Retype every entry word for word.

[Dataset rows]
◆ ◆ ◆ ◆ ◆

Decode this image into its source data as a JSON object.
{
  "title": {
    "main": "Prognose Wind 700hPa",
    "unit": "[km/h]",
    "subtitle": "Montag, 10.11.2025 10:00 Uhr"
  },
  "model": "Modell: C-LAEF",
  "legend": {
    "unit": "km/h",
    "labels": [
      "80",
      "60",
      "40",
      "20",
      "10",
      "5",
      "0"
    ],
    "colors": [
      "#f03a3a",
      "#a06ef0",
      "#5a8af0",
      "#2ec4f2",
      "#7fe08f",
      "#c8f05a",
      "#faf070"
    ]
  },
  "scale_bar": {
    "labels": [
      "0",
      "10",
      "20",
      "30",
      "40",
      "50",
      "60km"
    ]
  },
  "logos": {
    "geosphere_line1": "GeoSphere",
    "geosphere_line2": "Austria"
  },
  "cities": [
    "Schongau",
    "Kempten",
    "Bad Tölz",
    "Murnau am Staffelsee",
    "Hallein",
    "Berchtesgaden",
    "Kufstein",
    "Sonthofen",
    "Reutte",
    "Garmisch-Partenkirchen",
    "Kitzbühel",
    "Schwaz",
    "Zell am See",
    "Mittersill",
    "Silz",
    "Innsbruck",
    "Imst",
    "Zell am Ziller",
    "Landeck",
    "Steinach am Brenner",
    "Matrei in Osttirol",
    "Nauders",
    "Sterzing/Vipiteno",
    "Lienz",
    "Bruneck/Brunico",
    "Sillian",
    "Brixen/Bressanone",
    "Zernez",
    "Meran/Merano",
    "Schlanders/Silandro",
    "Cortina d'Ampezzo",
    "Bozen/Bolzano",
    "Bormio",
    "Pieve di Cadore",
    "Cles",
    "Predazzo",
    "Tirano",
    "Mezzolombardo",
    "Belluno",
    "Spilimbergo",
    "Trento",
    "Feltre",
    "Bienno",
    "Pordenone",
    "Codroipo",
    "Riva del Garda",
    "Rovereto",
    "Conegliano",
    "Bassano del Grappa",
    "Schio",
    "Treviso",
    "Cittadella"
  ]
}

◆ ◆ ◆ ◆ ◆

• _Result for this exercise_
Decode this image into its source data as a JSON object.
{
  "title": {
    "main": "Prognose Wind 700hPa",
    "unit": "[km/h]",
    "subtitle": "Montag, 10.11.2025 10:00 Uhr"
  },
  "model": "Modell: C-LAEF",
  "legend": {
    "unit": "km/h",
    "labels": [
      "80",
      "60",
      "40",
      "20",
      "10",
      "5",
      "0"
    ],
    "colors": [
      "#f03a3a",
      "#a06ef0",
      "#5a8af0",
      "#2ec4f2",
      "#7fe08f",
      "#c8f05a",
      "#faf070"
    ]
  },
  "scale_bar": {
    "labels": [
      "0",
      "10",
      "20",
      "30",
      "40",
      "50",
      "60km"
    ]
  },
  "logos": {
    "geosphere_line1": "GeoSphere",
    "geosphere_line2": "Austria"
  },
  "cities": [
    "Schongau",
    "Kempten",
    "Bad Tölz",
    "Murnau am Staffelsee",
    "Hallein",
    "Berchtesgaden",
    "Kufstein",
    "Sonthofen",
    "Reutte",
    "Garmisch-Partenkirchen",
    "Kitzbühel",
    "Schwaz",
    "Zell am See",
    "Mittersill",
    "Silz",
    "Innsbruck",
    "Imst",
    "Zell am Ziller",
    "Landeck",
    "Steinach am Brenner",
    "Matrei in Osttirol",
    "Nauders",
    "Sterzing/Vipiteno",
    "Lienz",
    "Bruneck/Brunico",
    "Sillian",
    "Brixen/Bressanone",
    "Zernez",
    "Meran/Merano",
    "Schlanders/Silandro",
    "Cortina d'Ampezzo",
    "Bozen/Bolzano",
    "Bormio",
    "Pieve di Cadore",
    "Cles",
    "Predazzo",
    "Tirano",
    "Mezzolombardo",
    "Belluno",
    "Spilimbergo",
    "Trento",
    "Feltre",
    "Bienno",
    "Pordenone",
    "Codroipo",
    "Riva del Garda",
    "Rovereto",
    "Conegliano",
    "Bassano del Grappa",
    "Schio",
    "Treviso",
    "Cittadella"
  ]
}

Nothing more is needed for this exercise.